Document section ::
## Start

I have had some success on Drill + Daffodil integration, but I do need
assistance now.

I am at the point where I am clearly not using the API correctly to
populate arrays, and not releasing resources that must be managed.

If you get my fork+branch of Daffodil from here
https://github.com/mbeckerle/daffodil/releases/tag/drill-exp-2023-11-07
(drill-exp2 branch)
You can unzip the binary zip file onto the
~/.m2/repository/org/apache/daffodil directory and this will enable my
fork+branch of Drill to compile and run.

My Drill fork and branch (daffodil-2835) are here:
https://github.com/mbeckerle/drill/tree/daffodil-2835

A PR with the current state of the code is here:
https://github.com/apache/drill/pull/2836

The tests that are failing are named testComplexQuery1 and
testComplexArrayQuery1.
They are
in 
contrib/format-daffodil/src/test/java/org/apache/drill/exec/store/daffodil/TestDaffodilReader.java

The "action" as it were is mostly in the files:

(1)

## End

Stored data ::
## Start

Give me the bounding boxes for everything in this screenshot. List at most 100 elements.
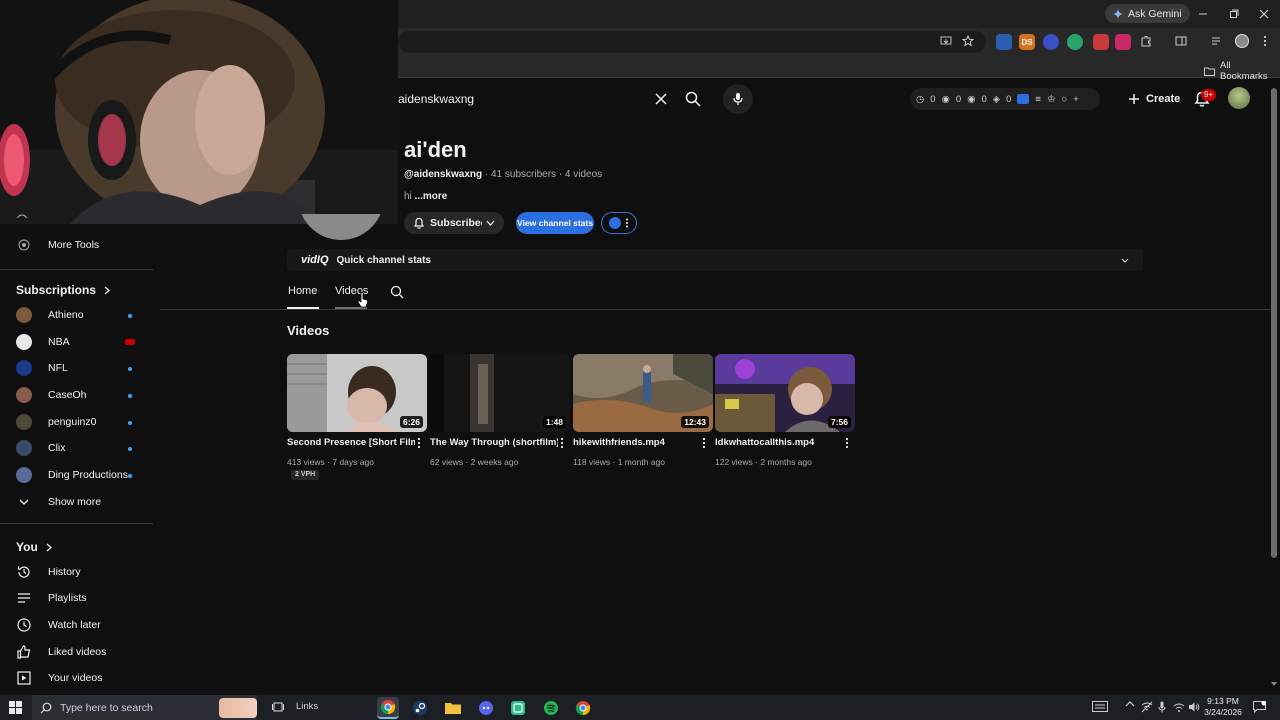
vidiq-toolbar[interactable]: ◷ 0 ◉ 0 ◉ 0 ◈ 0 ≡ ♔ ○ + — [910, 88, 1100, 110]
view-channel-stats-button[interactable]: View channel stats — [516, 212, 594, 234]
channel-stats: · 41 subscribers · 4 videos — [484, 169, 603, 180]
vidiq-menu-button[interactable] — [601, 212, 637, 234]
volume-icon[interactable] — [1188, 701, 1200, 713]
video-title[interactable]: hikewithfriends.mp4 — [573, 437, 701, 448]
subscribed-label: Subscribed — [430, 217, 482, 229]
subscriptions-header-label: Subscriptions — [16, 283, 97, 297]
task-view-icon[interactable] — [272, 701, 284, 713]
subscribed-button[interactable]: Subscribed — [404, 212, 504, 234]
tab-home[interactable]: Home — [288, 285, 317, 297]
plus-icon — [1128, 93, 1140, 105]
windows-start-icon[interactable] — [9, 701, 22, 714]
sidebar-item-clix[interactable]: Clix — [16, 436, 154, 460]
voice-search-icon[interactable] — [723, 84, 753, 114]
history-icon — [16, 564, 32, 580]
chrome-taskbar-icon[interactable] — [377, 697, 399, 719]
ask-gemini-button[interactable]: Ask Gemini — [1105, 4, 1190, 23]
tray-overflow-chevron-icon[interactable] — [1125, 701, 1135, 707]
wifi-icon[interactable] — [1173, 701, 1185, 713]
profile-avatar-icon[interactable] — [1235, 34, 1249, 48]
network-icon[interactable] — [1141, 701, 1153, 713]
chrome-menu-icon[interactable] — [1262, 35, 1268, 47]
sidebar-item-playlists[interactable]: Playlists — [16, 586, 154, 610]
taskbar-search-input[interactable]: Type here to search — [32, 695, 257, 720]
account-avatar[interactable] — [1228, 87, 1250, 109]
video-title[interactable]: The Way Through (shortfilm) — [430, 437, 558, 448]
subscription-name: CaseOh — [48, 389, 87, 401]
subscriptions-header[interactable]: Subscriptions — [16, 283, 111, 297]
sidebar-item-penguinz0[interactable]: penguinz0 — [16, 410, 154, 434]
taskbar-links-toolbar[interactable]: Links — [296, 701, 318, 712]
channel-avatar — [16, 414, 32, 430]
sidebar-item-your-videos[interactable]: Your videos — [16, 666, 154, 690]
clear-search-icon[interactable] — [646, 84, 676, 114]
keyboard-icon[interactable] — [1092, 701, 1108, 712]
media-controls-icon[interactable] — [1211, 35, 1223, 47]
video-thumbnail[interactable]: 1:48 — [430, 354, 570, 432]
video-title[interactable]: Second Presence [Short Film] — [287, 437, 415, 448]
video-menu-icon[interactable] — [845, 437, 853, 451]
sidebar-item-caseoh[interactable]: CaseOh — [16, 383, 154, 407]
file-explorer-taskbar-icon[interactable] — [442, 697, 464, 719]
show-more-button[interactable]: Show more — [16, 490, 154, 514]
sidebar-item-athieno[interactable]: Athieno — [16, 303, 154, 327]
page-scrollbar[interactable] — [1271, 88, 1277, 558]
vidiq-quick-stats-bar[interactable]: vidIQ Quick channel stats — [287, 249, 1143, 271]
search-input[interactable]: aidenskwaxng — [398, 86, 674, 112]
app-taskbar-icon[interactable] — [507, 697, 529, 719]
sidebar-item-label: More Tools — [48, 239, 100, 251]
sidebar-item-more-tools[interactable]: More Tools — [16, 233, 154, 257]
video-menu-icon[interactable] — [417, 437, 425, 451]
install-app-icon[interactable] — [940, 35, 952, 47]
extension-5-icon[interactable] — [1093, 34, 1109, 50]
sidebar-item-history[interactable]: History — [16, 560, 154, 584]
video-menu-icon[interactable] — [702, 437, 710, 451]
video-duration: 7:56 — [827, 416, 851, 428]
taskbar-clock[interactable]: 9:13 PM 3/24/2026 — [1200, 696, 1246, 718]
extension-3-icon[interactable] — [1043, 34, 1059, 50]
side-panel-icon[interactable] — [1175, 35, 1187, 47]
sidebar-item-label: History — [48, 566, 81, 578]
search-icon — [40, 702, 52, 714]
sidebar-item-watch-later[interactable]: Watch later — [16, 613, 154, 637]
extension-4-icon[interactable] — [1067, 34, 1083, 50]
microphone-icon[interactable] — [1158, 701, 1166, 713]
discord-taskbar-icon[interactable] — [475, 697, 497, 719]
sidebar-item-ding-productions[interactable]: Ding Productions — [16, 463, 154, 487]
sidebar-item-nfl[interactable]: NFL — [16, 356, 154, 380]
channel-search-icon[interactable] — [390, 285, 404, 299]
video-thumbnail[interactable]: 12:43 — [573, 354, 713, 432]
bookmark-star-icon[interactable] — [962, 35, 974, 47]
video-thumbnail[interactable]: 7:56 — [715, 354, 855, 432]
extension-6-icon[interactable] — [1115, 34, 1131, 50]
video-thumbnail[interactable]: 6:26 — [287, 354, 427, 432]
extension-1-icon[interactable] — [996, 34, 1012, 50]
address-bar[interactable] — [398, 31, 986, 53]
videos-section-title: Videos — [287, 323, 330, 338]
extension-2-icon[interactable]: DS — [1019, 34, 1035, 50]
restore-icon[interactable] — [1225, 5, 1243, 23]
you-header[interactable]: You — [16, 540, 52, 554]
video-menu-icon[interactable] — [560, 437, 568, 451]
scroll-down-arrow-icon[interactable] — [1271, 682, 1277, 686]
stat-value: 0 — [955, 93, 962, 105]
video-title[interactable]: Idkwhattocallthis.mp4 — [715, 437, 843, 448]
create-button[interactable]: Create — [1118, 87, 1190, 111]
video-duration: 12:43 — [681, 416, 709, 428]
more-link[interactable]: ...more — [415, 191, 448, 202]
comment-icon: ○ — [1061, 93, 1068, 105]
notification-center-icon[interactable] — [1253, 701, 1266, 713]
sidebar-item-liked-videos[interactable]: Liked videos — [16, 640, 154, 664]
close-window-icon[interactable] — [1255, 5, 1273, 23]
minimize-icon[interactable] — [1194, 5, 1212, 23]
steam-taskbar-icon[interactable] — [409, 697, 431, 719]
chrome-profile-taskbar-icon[interactable] — [572, 697, 594, 719]
spotify-taskbar-icon[interactable] — [540, 697, 562, 719]
extensions-puzzle-icon[interactable] — [1140, 35, 1152, 47]
channel-meta: @aidenskwaxng · 41 subscribers · 4 video… — [404, 169, 602, 180]
all-bookmarks-button[interactable]: All Bookmarks — [1204, 60, 1280, 82]
search-icon[interactable] — [678, 84, 708, 114]
channel-description[interactable]: hi ...more — [404, 191, 447, 202]
new-content-dot — [128, 421, 132, 425]
channel-avatar-large[interactable] — [298, 214, 384, 240]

## End

Task set ::
A - In the Drill and Daffodil post, which two tests are failing?
B - Summarize the Drill and Daffodil post in two sentences.

Task answers ::
A - testComplexQuery1 and testComplexArrayQuery1.

B - The writer has had some success integrating Drill with Daffodil but now needs help, because the API is not being used correctly to populate arrays and resources that must be managed are not being released. The post links to the writer's Daffodil and Drill forks and a pull request with the current code, and it names the failing tests, testComplexQuery1 and testComplexArrayQuery1, in TestDaffodilReader.java.